#### [The task]
Track down every line below that holds "Output" and copy it.

━━━

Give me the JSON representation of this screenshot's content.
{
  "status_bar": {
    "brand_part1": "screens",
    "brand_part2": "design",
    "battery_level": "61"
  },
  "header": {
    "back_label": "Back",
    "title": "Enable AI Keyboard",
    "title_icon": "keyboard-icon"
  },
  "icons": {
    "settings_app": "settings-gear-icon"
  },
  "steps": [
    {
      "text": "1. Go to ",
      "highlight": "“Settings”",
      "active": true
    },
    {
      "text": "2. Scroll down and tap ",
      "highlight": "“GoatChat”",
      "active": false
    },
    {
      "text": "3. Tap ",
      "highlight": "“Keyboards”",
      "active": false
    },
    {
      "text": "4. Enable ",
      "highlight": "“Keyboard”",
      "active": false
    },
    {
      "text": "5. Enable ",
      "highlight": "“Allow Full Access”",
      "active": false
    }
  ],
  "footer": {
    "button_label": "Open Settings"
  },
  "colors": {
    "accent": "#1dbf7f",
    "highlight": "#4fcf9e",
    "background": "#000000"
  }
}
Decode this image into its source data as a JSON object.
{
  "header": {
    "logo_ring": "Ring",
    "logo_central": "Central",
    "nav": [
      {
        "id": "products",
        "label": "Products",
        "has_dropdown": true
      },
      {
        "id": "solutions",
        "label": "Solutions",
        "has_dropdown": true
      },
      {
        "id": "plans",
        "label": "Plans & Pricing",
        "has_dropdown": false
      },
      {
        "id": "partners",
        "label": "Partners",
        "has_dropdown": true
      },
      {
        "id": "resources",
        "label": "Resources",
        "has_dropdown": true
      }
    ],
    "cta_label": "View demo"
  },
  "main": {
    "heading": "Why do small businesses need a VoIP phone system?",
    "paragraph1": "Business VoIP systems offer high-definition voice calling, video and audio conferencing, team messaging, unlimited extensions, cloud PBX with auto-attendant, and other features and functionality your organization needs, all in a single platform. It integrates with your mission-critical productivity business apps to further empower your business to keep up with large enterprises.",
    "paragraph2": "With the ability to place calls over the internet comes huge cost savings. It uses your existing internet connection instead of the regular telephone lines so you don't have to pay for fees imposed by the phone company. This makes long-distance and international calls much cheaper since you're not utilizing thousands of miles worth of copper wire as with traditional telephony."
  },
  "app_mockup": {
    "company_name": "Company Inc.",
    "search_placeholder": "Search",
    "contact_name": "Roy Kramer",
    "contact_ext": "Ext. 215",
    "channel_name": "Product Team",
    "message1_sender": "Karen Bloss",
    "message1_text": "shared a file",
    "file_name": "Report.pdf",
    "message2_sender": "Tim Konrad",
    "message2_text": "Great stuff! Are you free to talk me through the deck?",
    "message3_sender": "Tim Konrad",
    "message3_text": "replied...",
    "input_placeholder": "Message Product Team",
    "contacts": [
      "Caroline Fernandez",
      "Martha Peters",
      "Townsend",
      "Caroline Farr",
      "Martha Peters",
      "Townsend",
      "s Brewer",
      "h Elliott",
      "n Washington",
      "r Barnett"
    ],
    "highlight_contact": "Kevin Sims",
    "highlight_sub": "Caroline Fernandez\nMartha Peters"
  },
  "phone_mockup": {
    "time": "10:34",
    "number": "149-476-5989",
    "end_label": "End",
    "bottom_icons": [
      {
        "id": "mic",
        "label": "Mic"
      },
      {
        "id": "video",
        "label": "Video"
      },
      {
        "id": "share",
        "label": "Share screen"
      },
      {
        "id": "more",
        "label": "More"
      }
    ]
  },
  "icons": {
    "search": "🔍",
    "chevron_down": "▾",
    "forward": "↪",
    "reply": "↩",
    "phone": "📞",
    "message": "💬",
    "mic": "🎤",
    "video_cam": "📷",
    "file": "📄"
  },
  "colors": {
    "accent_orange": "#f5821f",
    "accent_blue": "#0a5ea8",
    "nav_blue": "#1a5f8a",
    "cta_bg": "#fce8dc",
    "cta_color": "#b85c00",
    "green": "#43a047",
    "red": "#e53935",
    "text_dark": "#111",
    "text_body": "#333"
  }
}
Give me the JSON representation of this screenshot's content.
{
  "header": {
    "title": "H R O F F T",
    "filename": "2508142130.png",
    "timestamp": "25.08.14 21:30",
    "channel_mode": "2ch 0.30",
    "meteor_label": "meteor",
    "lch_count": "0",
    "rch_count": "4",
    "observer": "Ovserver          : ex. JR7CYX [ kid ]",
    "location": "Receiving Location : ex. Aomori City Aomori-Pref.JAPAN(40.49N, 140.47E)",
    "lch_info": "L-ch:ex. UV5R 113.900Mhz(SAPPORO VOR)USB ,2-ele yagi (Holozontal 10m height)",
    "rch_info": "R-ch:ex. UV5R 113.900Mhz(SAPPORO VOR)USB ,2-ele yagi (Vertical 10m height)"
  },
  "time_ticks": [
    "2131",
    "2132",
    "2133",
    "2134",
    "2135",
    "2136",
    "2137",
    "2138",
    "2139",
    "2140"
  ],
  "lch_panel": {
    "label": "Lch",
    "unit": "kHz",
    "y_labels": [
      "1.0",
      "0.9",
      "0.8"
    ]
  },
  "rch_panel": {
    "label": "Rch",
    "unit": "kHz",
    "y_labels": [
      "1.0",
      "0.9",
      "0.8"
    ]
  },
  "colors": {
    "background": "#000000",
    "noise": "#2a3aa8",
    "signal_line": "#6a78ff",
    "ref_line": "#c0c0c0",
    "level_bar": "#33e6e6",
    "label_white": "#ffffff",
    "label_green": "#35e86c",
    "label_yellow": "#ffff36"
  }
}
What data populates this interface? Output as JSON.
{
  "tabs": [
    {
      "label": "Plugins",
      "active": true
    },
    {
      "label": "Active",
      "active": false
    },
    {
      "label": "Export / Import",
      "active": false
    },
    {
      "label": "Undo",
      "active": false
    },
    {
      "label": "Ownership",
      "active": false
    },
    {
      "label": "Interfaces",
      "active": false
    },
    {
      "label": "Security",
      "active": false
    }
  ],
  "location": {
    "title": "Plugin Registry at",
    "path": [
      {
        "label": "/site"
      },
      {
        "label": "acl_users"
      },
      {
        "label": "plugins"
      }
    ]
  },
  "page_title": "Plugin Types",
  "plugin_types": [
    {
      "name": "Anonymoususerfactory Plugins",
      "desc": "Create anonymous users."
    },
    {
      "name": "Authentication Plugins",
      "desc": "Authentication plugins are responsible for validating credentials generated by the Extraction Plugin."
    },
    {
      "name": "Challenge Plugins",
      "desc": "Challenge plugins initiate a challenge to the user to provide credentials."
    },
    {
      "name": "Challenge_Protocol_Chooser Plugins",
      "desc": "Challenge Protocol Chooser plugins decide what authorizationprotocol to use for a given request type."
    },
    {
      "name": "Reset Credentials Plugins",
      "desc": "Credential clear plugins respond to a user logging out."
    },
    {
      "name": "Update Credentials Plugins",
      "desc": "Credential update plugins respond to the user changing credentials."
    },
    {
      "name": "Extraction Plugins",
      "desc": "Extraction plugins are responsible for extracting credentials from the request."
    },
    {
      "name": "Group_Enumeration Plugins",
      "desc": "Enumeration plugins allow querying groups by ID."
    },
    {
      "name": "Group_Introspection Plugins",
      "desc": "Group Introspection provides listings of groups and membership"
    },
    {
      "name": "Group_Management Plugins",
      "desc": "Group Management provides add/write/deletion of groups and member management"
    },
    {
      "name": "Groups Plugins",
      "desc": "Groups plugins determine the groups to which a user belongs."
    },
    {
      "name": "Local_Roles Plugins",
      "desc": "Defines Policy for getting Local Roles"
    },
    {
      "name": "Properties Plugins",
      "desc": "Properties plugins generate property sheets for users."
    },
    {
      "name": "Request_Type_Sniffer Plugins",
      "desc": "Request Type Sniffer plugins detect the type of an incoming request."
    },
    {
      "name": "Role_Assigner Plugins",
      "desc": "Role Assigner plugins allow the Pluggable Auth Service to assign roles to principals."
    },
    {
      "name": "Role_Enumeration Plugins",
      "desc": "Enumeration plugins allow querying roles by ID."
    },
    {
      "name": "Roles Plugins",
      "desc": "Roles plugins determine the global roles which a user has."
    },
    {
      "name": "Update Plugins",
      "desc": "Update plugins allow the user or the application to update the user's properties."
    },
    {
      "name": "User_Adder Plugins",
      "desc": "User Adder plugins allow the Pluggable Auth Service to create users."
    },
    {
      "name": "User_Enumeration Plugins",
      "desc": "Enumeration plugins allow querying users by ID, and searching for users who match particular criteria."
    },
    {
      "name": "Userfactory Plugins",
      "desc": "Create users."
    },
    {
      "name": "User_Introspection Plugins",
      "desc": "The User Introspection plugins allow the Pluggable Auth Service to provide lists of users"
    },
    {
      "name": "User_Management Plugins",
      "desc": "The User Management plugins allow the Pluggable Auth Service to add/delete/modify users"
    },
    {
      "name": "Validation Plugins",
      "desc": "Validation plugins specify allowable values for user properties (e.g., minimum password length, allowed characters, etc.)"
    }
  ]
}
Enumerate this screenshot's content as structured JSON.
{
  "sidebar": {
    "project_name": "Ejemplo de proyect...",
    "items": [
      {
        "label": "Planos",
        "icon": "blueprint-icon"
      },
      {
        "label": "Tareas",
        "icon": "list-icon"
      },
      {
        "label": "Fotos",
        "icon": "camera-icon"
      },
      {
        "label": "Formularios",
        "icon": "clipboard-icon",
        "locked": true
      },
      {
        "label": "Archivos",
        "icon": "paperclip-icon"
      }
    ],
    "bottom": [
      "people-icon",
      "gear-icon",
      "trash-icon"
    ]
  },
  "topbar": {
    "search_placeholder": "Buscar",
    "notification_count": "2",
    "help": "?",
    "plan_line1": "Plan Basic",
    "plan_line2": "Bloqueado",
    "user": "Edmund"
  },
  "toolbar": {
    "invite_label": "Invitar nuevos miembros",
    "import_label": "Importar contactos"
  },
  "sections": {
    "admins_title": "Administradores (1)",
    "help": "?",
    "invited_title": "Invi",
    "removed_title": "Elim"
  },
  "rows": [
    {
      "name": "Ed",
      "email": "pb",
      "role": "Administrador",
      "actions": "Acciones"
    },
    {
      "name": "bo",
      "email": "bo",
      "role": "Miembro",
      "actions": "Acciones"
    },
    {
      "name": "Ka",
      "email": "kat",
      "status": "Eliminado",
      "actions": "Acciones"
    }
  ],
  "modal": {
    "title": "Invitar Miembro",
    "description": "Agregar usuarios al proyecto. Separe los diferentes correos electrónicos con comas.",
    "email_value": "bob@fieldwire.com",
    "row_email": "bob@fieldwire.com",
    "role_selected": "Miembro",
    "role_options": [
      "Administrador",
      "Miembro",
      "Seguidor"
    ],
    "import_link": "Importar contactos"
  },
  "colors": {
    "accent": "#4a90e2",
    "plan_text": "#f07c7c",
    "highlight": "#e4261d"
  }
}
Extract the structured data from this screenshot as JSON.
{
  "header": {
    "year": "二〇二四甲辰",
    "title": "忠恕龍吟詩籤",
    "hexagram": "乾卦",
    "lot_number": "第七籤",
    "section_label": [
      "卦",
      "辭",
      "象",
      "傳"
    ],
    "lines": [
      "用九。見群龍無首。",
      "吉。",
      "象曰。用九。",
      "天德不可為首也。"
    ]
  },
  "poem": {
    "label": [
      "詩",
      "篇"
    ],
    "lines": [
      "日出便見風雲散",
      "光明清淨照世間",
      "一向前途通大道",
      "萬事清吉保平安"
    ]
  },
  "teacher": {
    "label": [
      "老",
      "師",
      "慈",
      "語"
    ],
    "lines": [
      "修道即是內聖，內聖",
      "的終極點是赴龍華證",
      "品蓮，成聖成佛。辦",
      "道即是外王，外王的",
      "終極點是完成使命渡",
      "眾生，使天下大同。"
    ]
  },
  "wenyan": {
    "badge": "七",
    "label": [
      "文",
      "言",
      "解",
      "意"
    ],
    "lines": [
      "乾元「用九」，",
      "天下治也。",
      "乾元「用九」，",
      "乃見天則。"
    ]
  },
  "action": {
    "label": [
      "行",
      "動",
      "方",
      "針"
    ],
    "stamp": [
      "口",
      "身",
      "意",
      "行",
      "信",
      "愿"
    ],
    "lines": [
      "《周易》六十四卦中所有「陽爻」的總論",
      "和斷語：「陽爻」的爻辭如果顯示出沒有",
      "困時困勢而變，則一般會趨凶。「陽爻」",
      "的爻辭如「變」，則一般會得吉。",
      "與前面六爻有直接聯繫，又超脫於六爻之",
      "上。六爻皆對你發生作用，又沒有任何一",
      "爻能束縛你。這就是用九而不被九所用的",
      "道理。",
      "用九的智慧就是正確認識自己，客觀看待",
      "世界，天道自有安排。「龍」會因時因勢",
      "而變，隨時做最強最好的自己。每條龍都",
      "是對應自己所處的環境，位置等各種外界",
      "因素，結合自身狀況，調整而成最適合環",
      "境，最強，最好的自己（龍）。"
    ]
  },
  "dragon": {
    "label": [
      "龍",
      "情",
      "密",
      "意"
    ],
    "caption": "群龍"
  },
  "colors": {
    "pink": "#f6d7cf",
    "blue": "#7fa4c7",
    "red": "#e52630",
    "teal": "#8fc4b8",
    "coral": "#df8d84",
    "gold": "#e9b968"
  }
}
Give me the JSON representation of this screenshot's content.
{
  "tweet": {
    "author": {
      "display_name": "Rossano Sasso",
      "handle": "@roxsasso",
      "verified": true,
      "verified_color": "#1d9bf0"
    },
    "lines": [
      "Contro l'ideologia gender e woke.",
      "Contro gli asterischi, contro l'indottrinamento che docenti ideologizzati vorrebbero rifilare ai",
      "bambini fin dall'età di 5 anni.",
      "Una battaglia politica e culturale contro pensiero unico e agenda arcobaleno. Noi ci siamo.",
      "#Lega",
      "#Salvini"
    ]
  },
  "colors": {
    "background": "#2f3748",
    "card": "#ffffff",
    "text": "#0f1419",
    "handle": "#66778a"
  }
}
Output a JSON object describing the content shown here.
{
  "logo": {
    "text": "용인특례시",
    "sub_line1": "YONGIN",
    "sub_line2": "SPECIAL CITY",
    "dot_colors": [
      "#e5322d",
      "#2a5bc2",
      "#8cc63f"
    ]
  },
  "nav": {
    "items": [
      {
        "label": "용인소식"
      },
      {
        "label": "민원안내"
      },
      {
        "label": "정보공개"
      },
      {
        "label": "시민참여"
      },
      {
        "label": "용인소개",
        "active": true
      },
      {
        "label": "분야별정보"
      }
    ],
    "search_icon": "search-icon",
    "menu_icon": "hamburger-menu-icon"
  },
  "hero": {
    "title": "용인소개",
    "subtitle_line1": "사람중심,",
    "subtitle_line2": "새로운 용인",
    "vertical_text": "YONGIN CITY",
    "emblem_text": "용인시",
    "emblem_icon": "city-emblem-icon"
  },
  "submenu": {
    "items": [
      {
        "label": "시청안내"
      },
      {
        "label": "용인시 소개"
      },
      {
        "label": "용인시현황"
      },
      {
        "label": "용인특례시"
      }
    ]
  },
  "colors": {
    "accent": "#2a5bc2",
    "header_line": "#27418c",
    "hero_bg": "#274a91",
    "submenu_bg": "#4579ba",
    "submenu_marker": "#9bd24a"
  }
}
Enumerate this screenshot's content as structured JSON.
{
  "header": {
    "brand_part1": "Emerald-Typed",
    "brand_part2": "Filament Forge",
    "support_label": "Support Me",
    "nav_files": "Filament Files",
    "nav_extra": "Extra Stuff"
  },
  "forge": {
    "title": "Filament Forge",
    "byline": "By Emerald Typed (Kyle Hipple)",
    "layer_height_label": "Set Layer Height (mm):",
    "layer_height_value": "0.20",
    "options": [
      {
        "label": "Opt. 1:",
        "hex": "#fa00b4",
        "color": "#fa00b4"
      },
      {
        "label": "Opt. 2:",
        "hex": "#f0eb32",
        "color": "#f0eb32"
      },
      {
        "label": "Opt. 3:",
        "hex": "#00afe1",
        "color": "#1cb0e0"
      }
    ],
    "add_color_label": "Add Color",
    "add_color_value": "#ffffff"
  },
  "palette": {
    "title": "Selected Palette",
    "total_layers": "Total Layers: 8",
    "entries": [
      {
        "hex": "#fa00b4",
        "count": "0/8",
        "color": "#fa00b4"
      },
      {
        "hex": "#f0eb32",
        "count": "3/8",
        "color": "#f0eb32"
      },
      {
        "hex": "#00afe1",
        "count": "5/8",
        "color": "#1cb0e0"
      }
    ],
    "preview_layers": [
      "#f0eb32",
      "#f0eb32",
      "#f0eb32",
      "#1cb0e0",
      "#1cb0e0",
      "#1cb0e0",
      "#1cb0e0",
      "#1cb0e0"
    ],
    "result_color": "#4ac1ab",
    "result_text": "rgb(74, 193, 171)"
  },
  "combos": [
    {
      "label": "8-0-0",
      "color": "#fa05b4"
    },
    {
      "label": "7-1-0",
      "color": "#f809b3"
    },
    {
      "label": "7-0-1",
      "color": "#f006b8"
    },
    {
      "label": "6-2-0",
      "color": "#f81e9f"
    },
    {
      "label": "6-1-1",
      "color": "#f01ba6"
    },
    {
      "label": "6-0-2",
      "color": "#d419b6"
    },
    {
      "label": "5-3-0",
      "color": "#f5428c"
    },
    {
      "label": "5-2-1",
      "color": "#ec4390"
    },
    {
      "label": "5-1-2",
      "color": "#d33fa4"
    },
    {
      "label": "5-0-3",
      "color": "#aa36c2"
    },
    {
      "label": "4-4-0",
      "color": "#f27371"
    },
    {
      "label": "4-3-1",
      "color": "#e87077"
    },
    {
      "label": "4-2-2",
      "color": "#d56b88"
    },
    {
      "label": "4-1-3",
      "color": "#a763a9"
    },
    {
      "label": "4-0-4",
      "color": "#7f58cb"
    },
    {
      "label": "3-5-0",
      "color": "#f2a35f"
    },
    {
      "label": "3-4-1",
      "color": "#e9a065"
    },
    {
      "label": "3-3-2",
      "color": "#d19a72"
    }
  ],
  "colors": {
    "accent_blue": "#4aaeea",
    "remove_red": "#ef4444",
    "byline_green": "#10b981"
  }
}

━━━

#### [Response]
What data populates this interface? Output as JSON.
Output a JSON object describing the content shown here.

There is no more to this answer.